▽

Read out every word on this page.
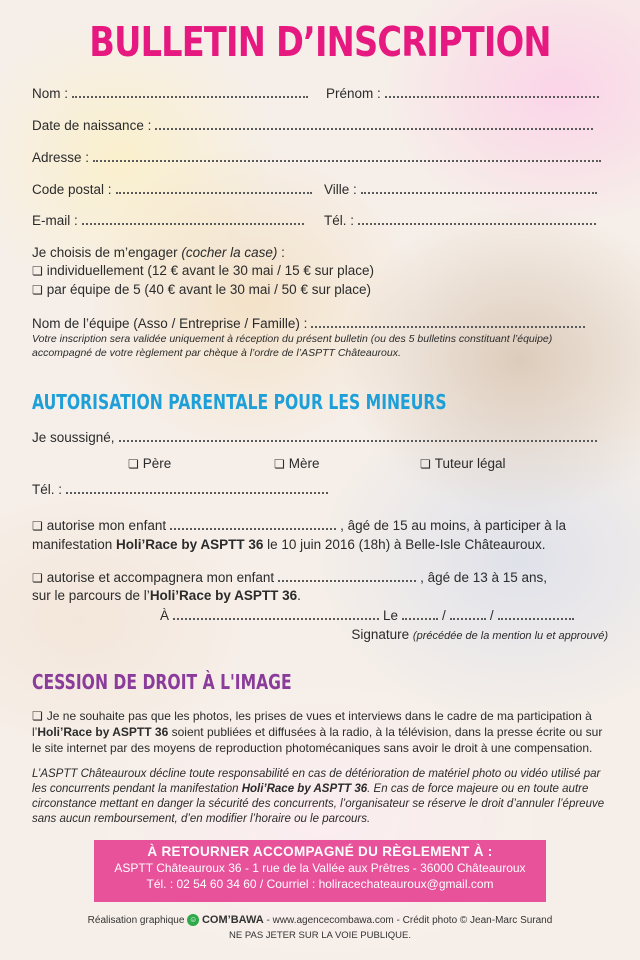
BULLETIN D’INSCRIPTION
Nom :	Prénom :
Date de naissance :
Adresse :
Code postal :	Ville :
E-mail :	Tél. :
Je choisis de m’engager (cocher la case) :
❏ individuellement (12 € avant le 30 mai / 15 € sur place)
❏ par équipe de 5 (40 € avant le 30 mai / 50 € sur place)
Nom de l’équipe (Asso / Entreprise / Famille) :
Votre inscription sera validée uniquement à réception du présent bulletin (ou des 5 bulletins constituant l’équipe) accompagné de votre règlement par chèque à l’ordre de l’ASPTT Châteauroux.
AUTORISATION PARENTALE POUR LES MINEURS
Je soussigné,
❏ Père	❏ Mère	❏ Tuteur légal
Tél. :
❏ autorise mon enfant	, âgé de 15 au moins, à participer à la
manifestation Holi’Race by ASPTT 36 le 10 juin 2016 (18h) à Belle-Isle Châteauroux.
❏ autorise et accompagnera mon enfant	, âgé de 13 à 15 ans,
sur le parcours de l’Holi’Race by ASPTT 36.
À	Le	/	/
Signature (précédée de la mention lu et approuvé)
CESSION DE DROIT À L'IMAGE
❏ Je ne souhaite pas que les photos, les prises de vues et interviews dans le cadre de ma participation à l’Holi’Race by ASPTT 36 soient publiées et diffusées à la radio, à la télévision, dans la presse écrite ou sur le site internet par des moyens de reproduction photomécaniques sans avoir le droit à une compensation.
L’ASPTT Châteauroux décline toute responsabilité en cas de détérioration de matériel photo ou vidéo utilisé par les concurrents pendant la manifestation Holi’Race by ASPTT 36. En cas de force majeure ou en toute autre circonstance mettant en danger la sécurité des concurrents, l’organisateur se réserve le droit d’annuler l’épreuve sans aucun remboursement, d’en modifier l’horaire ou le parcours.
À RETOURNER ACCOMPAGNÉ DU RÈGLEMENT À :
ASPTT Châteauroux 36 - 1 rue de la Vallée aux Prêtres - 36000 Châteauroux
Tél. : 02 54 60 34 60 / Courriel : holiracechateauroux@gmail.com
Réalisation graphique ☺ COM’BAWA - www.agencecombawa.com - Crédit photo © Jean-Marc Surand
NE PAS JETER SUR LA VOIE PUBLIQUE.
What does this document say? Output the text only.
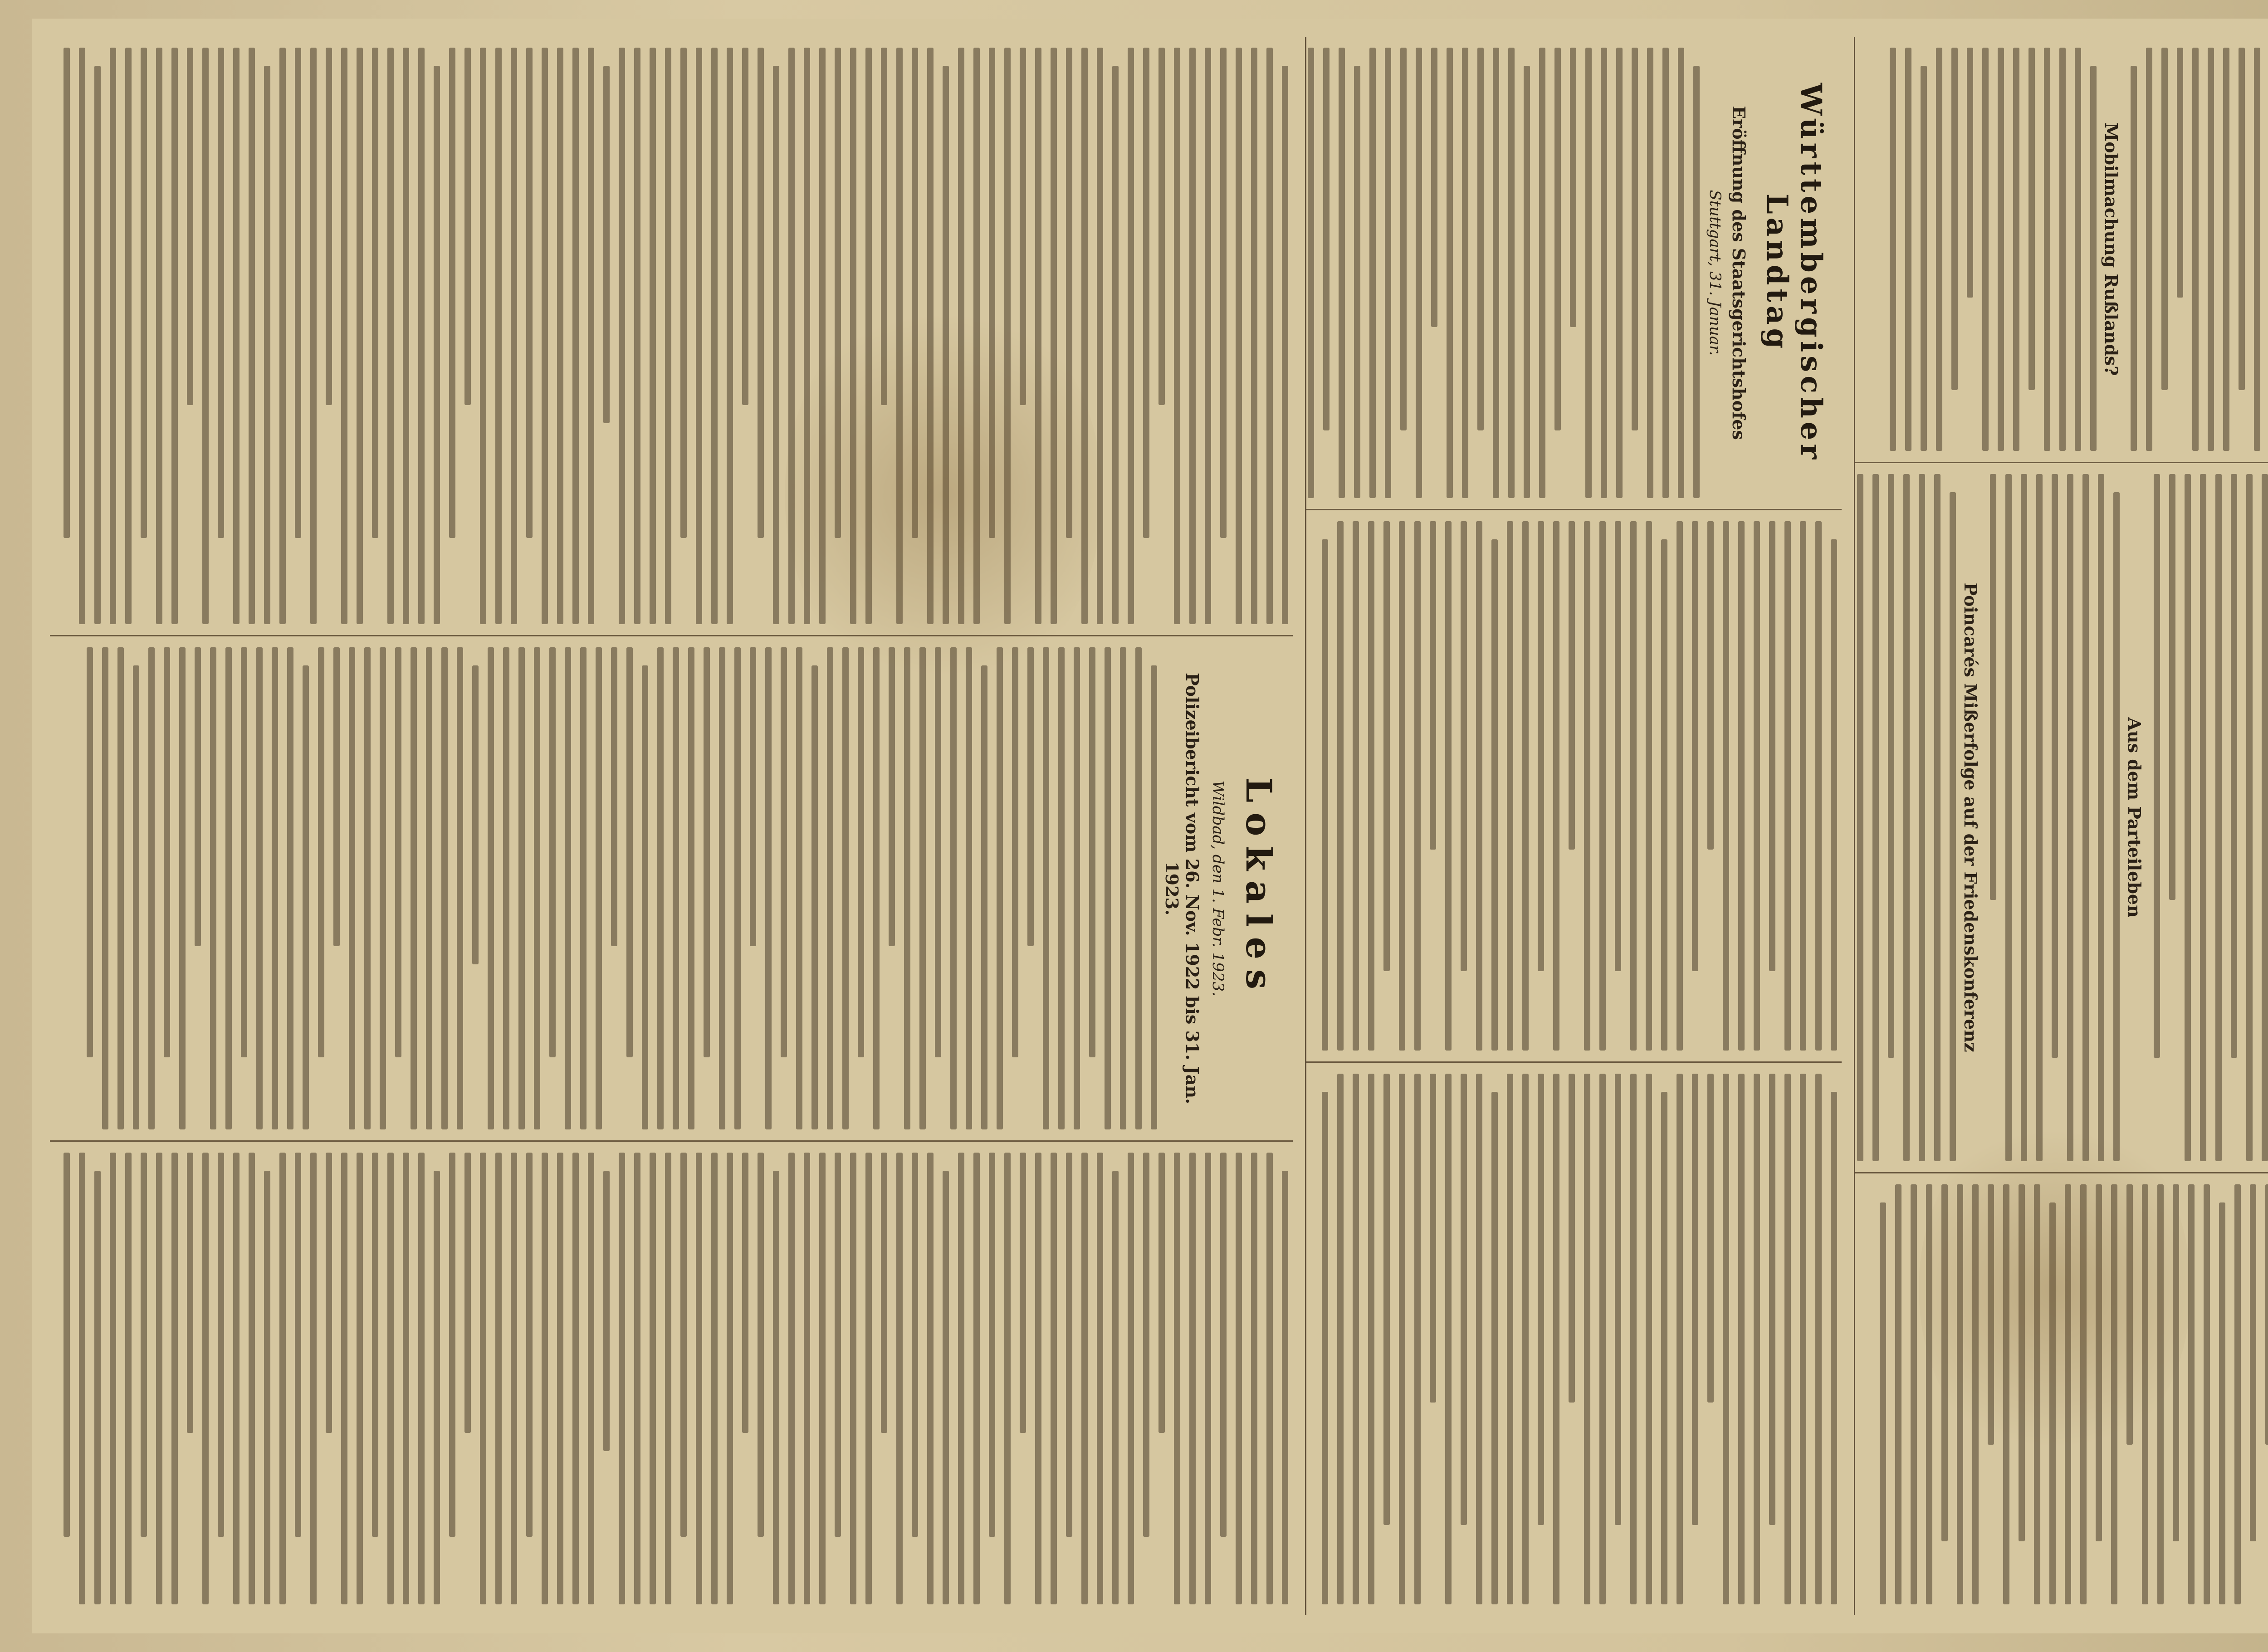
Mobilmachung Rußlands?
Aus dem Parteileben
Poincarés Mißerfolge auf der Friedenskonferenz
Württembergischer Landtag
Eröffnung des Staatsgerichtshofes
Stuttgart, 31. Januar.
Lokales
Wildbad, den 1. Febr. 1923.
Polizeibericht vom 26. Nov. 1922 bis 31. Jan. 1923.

△

▶ Work to do
In your copy of the records, include no pictures; repeat everything else exactly.

▶ Full answer
Read out every word on this page.
BULLETIN D’INSCRIPTION
Nom :	Prénom :
Date de naissance :
Adresse :
Code postal :	Ville :
E-mail :	Tél. :
Je choisis de m’engager (cocher la case) :
❏ individuellement (12 € avant le 30 mai / 15 € sur place)
❏ par équipe de 5 (40 € avant le 30 mai / 50 € sur place)
Nom de l’équipe (Asso / Entreprise / Famille) :
Votre inscription sera validée uniquement à réception du présent bulletin (ou des 5 bulletins constituant l’équipe) accompagné de votre règlement par chèque à l’ordre de l’ASPTT Châteauroux.
AUTORISATION PARENTALE POUR LES MINEURS
Je soussigné,
❏ Père	❏ Mère	❏ Tuteur légal
Tél. :
❏ autorise mon enfant	, âgé de 15 au moins, à participer à la
manifestation Holi’Race by ASPTT 36 le 10 juin 2016 (18h) à Belle-Isle Châteauroux.
❏ autorise et accompagnera mon enfant	, âgé de 13 à 15 ans,
sur le parcours de l’Holi’Race by ASPTT 36.
À	Le	/	/
Signature (précédée de la mention lu et approuvé)
CESSION DE DROIT À L'IMAGE
❏ Je ne souhaite pas que les photos, les prises de vues et interviews dans le cadre de ma participation à l’Holi’Race by ASPTT 36 soient publiées et diffusées à la radio, à la télévision, dans la presse écrite ou sur le site internet par des moyens de reproduction photomécaniques sans avoir le droit à une compensation.
L’ASPTT Châteauroux décline toute responsabilité en cas de détérioration de matériel photo ou vidéo utilisé par les concurrents pendant la manifestation Holi’Race by ASPTT 36. En cas de force majeure ou en toute autre circonstance mettant en danger la sécurité des concurrents, l’organisateur se réserve le droit d’annuler l’épreuve sans aucun remboursement, d’en modifier l’horaire ou le parcours.
À RETOURNER ACCOMPAGNÉ DU RÈGLEMENT À :
ASPTT Châteauroux 36 - 1 rue de la Vallée aux Prêtres - 36000 Châteauroux
Tél. : 02 54 60 34 60 / Courriel : holiracechateauroux@gmail.com
Réalisation graphique ☺ COM’BAWA - www.agencecombawa.com - Crédit photo © Jean-Marc Surand
NE PAS JETER SUR LA VOIE PUBLIQUE.
What does this document say? Output the text only.
Mobilmachung Rußlands?
Aus dem Parteileben
Poincarés Mißerfolge auf der Friedenskonferenz
Württembergischer Landtag
Eröffnung des Staatsgerichtshofes
Stuttgart, 31. Januar.
Lokales
Wildbad, den 1. Febr. 1923.
Polizeibericht vom 26. Nov. 1922 bis 31. Jan. 1923.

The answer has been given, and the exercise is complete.